Given task >> Transcribe all the entries word for word, omitting any pictures they contain.

Given records >>
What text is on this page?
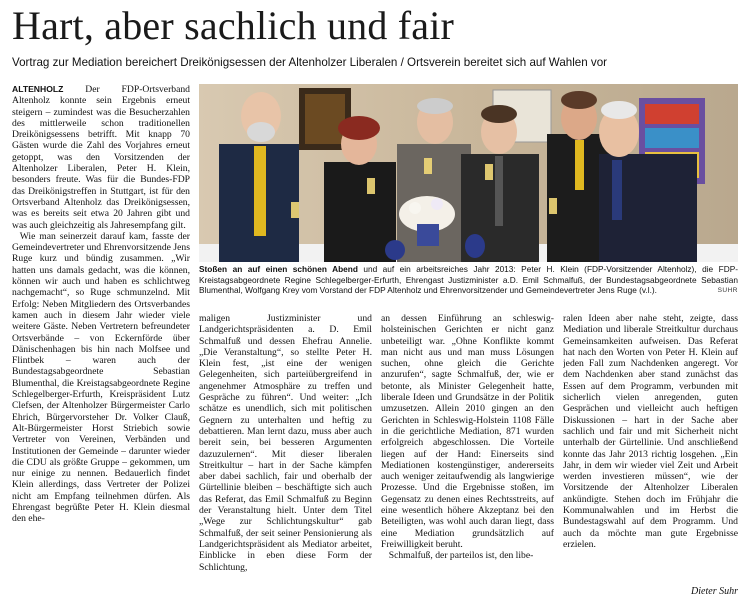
Hart, aber sachlich und fair
Vortrag zur Mediation bereichert Dreikönigsessen der Altenholzer Liberalen / Ortsverein bereitet sich auf Wahlen vor

ALTENHOLZ Der FDP-Ortsverband Altenholz konnte sein Ergebnis erneut steigern – zumindest was die Besucherzahlen des mittlerweile schon traditionellen Dreikönigsessens betrifft. Mit knapp 70 Gästen wurde die Zahl des Vorjahres erneut getoppt, was den Vorsitzenden der Altenholzer Liberalen, Peter H. Klein, besonders freute. Was für die Bundes-FDP das Dreikönigstreffen in Stuttgart, ist für den Ortsverband Altenholz das Dreikönigsessen, was es bereits seit etwa 20 Jahren gibt und was auch gleichzeitig als Jahresempfang gilt.

Wie man seinerzeit darauf kam, fasste der Gemeindevertreter und Ehrenvorsitzende Jens Ruge kurz und bündig zusammen. „Wir hatten uns damals gedacht, was die können, können wir auch und haben es schlichtweg nachgemacht“, so Ruge schmunzelnd. Mit Erfolg: Neben Mitgliedern des Ortsverbandes kamen auch in diesem Jahr wieder viele weitere Gäste. Neben Vertretern befreundeter Ortsverbände – von Eckernförde über Dänischenhagen bis hin nach Molfsee und Flintbek – waren auch der Bundestagsabgeordnete Sebastian Blumenthal, die Kreistagsabgeordnete Regine Schlegelberger-Erfurth, Kreispräsident Lutz Clefsen, der Altenholzer Bürgermeister Carlo Ehrich, Bürgervorsteher Dr. Volker Clauß, Alt-Bürgermeister Horst Striebich sowie Vertreter von Vereinen, Verbänden und Institutionen der Gemeinde – darunter wieder die CDU als größte Gruppe – gekommen, um nur einige zu nennen. Bedauerlich findet Klein allerdings, dass Vertreter der Polizei nicht am Empfang teilnehmen dürfen. Als Ehrengast begrüßte Peter H. Klein diesmal den ehe-

Stoßen an auf einen schönen Abend und auf ein arbeitsreiches Jahr 2013: Peter H. Klein (FDP-Vorsitzender Altenholz), die FDP-Kreistagsabgeordnete Regine Schlegelberger-Erfurth, Ehrengast Justizminister a.D. Emil Schmalfuß, der Bundestagsabgeordnete Sebastian Blumenthal, Wolfgang Krey vom Vorstand der FDP Altenholz und Ehrenvorsitzender und Gemeindevertreter Jens Ruge (v.l.).	SUHR

maligen Justizminister und Landgerichtspräsidenten a. D. Emil Schmalfuß und dessen Ehefrau Annelie. „Die Veranstaltung“, so stellte Peter H. Klein fest, „ist eine der wenigen Gelegenheiten, sich parteiübergreifend in angenehmer Atmosphäre zu treffen und Gespräche zu führen“. Und weiter: „Ich schätze es unendlich, sich mit politischen Gegnern zu unterhalten und heftig zu debattieren. Man lernt dazu, muss aber auch bereit sein, bei besseren Argumenten dazuzulernen“. Mit dieser liberalen Streitkultur – hart in der Sache kämpfen aber dabei sachlich, fair und oberhalb der Gürtellinie bleiben – beschäftigte sich auch das Referat, das Emil Schmalfuß zu Beginn der Veranstaltung hielt. Unter dem Titel „Wege zur Schlichtungskultur“ gab Schmalfuß, der seit seiner Pensionierung als Landgerichtspräsident als Mediator arbeitet, Einblicke in eben diese Form der Schlichtung,

an dessen Einführung an schleswig-holsteinischen Gerichten er nicht ganz unbeteiligt war. „Ohne Konflikte kommt man nicht aus und man muss Lösungen suchen, ohne gleich die Gerichte anzurufen“, sagte Schmalfuß, der, wie er betonte, als Minister Gelegenheit hatte, liberale Ideen und Grundsätze in der Politik umzusetzen. Allein 2010 gingen an den Gerichten in Schleswig-Holstein 1108 Fälle in die gerichtliche Mediation, 871 wurden erfolgreich abgeschlossen. Die Vorteile liegen auf der Hand: Einerseits sind Mediationen kostengünstiger, andererseits auch weniger zeitaufwendig als langwierige Prozesse. Und die Ergebnisse stoßen, im Gegensatz zu denen eines Rechtsstreits, auf eine wesentlich höhere Akzeptanz bei den Beteiligten, was wohl auch daran liegt, dass eine Mediation grundsätzlich auf Freiwilligkeit beruht.

Schmalfuß, der parteilos ist, den libe-

ralen Ideen aber nahe steht, zeigte, dass Mediation und liberale Streitkultur durchaus Gemeinsamkeiten aufweisen. Das Referat hat nach den Worten von Peter H. Klein auf jeden Fall zum Nachdenken angeregt. Vor dem Nachdenken aber stand zunächst das Essen auf dem Programm, verbunden mit sicherlich vielen anregenden, guten Gesprächen und vielleicht auch heftigen Diskussionen – hart in der Sache aber sachlich und fair und mit Sicherheit nicht unterhalb der Gürtellinie. Und anschließend konnte das Jahr 2013 richtig losgehen. „Ein Jahr, in dem wir wieder viel Zeit und Arbeit werden investieren müssen“, wie der Vorsitzende der Altenholzer Liberalen ankündigte. Stehen doch im Frühjahr die Kommunalwahlen und im Herbst die Bundestagswahl auf dem Programm. Und auch da möchte man gute Ergebnisse erzielen.

Dieter Suhr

Written answer >>
What text is on this page?
Hart, aber sachlich und fair
Vortrag zur Mediation bereichert Dreikönigsessen der Altenholzer Liberalen / Ortsverein bereitet sich auf Wahlen vor

ALTENHOLZ Der FDP-Ortsverband Altenholz konnte sein Ergebnis erneut steigern – zumindest was die Besucherzahlen des mittlerweile schon traditionellen Dreikönigsessens betrifft. Mit knapp 70 Gästen wurde die Zahl des Vorjahres erneut getoppt, was den Vorsitzenden der Altenholzer Liberalen, Peter H. Klein, besonders freute. Was für die Bundes-FDP das Dreikönigstreffen in Stuttgart, ist für den Ortsverband Altenholz das Dreikönigsessen, was es bereits seit etwa 20 Jahren gibt und was auch gleichzeitig als Jahresempfang gilt.

Wie man seinerzeit darauf kam, fasste der Gemeindevertreter und Ehrenvorsitzende Jens Ruge kurz und bündig zusammen. „Wir hatten uns damals gedacht, was die können, können wir auch und haben es schlichtweg nachgemacht“, so Ruge schmunzelnd. Mit Erfolg: Neben Mitgliedern des Ortsverbandes kamen auch in diesem Jahr wieder viele weitere Gäste. Neben Vertretern befreundeter Ortsverbände – von Eckernförde über Dänischenhagen bis hin nach Molfsee und Flintbek – waren auch der Bundestagsabgeordnete Sebastian Blumenthal, die Kreistagsabgeordnete Regine Schlegelberger-Erfurth, Kreispräsident Lutz Clefsen, der Altenholzer Bürgermeister Carlo Ehrich, Bürgervorsteher Dr. Volker Clauß, Alt-Bürgermeister Horst Striebich sowie Vertreter von Vereinen, Verbänden und Institutionen der Gemeinde – darunter wieder die CDU als größte Gruppe – gekommen, um nur einige zu nennen. Bedauerlich findet Klein allerdings, dass Vertreter der Polizei nicht am Empfang teilnehmen dürfen. Als Ehrengast begrüßte Peter H. Klein diesmal den ehe-

Stoßen an auf einen schönen Abend und auf ein arbeitsreiches Jahr 2013: Peter H. Klein (FDP-Vorsitzender Altenholz), die FDP-Kreistagsabgeordnete Regine Schlegelberger-Erfurth, Ehrengast Justizminister a.D. Emil Schmalfuß, der Bundestagsabgeordnete Sebastian Blumenthal, Wolfgang Krey vom Vorstand der FDP Altenholz und Ehrenvorsitzender und Gemeindevertreter Jens Ruge (v.l.).	SUHR

maligen Justizminister und Landgerichtspräsidenten a. D. Emil Schmalfuß und dessen Ehefrau Annelie. „Die Veranstaltung“, so stellte Peter H. Klein fest, „ist eine der wenigen Gelegenheiten, sich parteiübergreifend in angenehmer Atmosphäre zu treffen und Gespräche zu führen“. Und weiter: „Ich schätze es unendlich, sich mit politischen Gegnern zu unterhalten und heftig zu debattieren. Man lernt dazu, muss aber auch bereit sein, bei besseren Argumenten dazuzulernen“. Mit dieser liberalen Streitkultur – hart in der Sache kämpfen aber dabei sachlich, fair und oberhalb der Gürtellinie bleiben – beschäftigte sich auch das Referat, das Emil Schmalfuß zu Beginn der Veranstaltung hielt. Unter dem Titel „Wege zur Schlichtungskultur“ gab Schmalfuß, der seit seiner Pensionierung als Landgerichtspräsident als Mediator arbeitet, Einblicke in eben diese Form der Schlichtung,

an dessen Einführung an schleswig-holsteinischen Gerichten er nicht ganz unbeteiligt war. „Ohne Konflikte kommt man nicht aus und man muss Lösungen suchen, ohne gleich die Gerichte anzurufen“, sagte Schmalfuß, der, wie er betonte, als Minister Gelegenheit hatte, liberale Ideen und Grundsätze in der Politik umzusetzen. Allein 2010 gingen an den Gerichten in Schleswig-Holstein 1108 Fälle in die gerichtliche Mediation, 871 wurden erfolgreich abgeschlossen. Die Vorteile liegen auf der Hand: Einerseits sind Mediationen kostengünstiger, andererseits auch weniger zeitaufwendig als langwierige Prozesse. Und die Ergebnisse stoßen, im Gegensatz zu denen eines Rechtsstreits, auf eine wesentlich höhere Akzeptanz bei den Beteiligten, was wohl auch daran liegt, dass eine Mediation grundsätzlich auf Freiwilligkeit beruht.

Schmalfuß, der parteilos ist, den libe-

ralen Ideen aber nahe steht, zeigte, dass Mediation und liberale Streitkultur durchaus Gemeinsamkeiten aufweisen. Das Referat hat nach den Worten von Peter H. Klein auf jeden Fall zum Nachdenken angeregt. Vor dem Nachdenken aber stand zunächst das Essen auf dem Programm, verbunden mit sicherlich vielen anregenden, guten Gesprächen und vielleicht auch heftigen Diskussionen – hart in der Sache aber sachlich und fair und mit Sicherheit nicht unterhalb der Gürtellinie. Und anschließend konnte das Jahr 2013 richtig losgehen. „Ein Jahr, in dem wir wieder viel Zeit und Arbeit werden investieren müssen“, wie der Vorsitzende der Altenholzer Liberalen ankündigte. Stehen doch im Frühjahr die Kommunalwahlen und im Herbst die Bundestagswahl auf dem Programm. Und auch da möchte man gute Ergebnisse erzielen.

Dieter Suhr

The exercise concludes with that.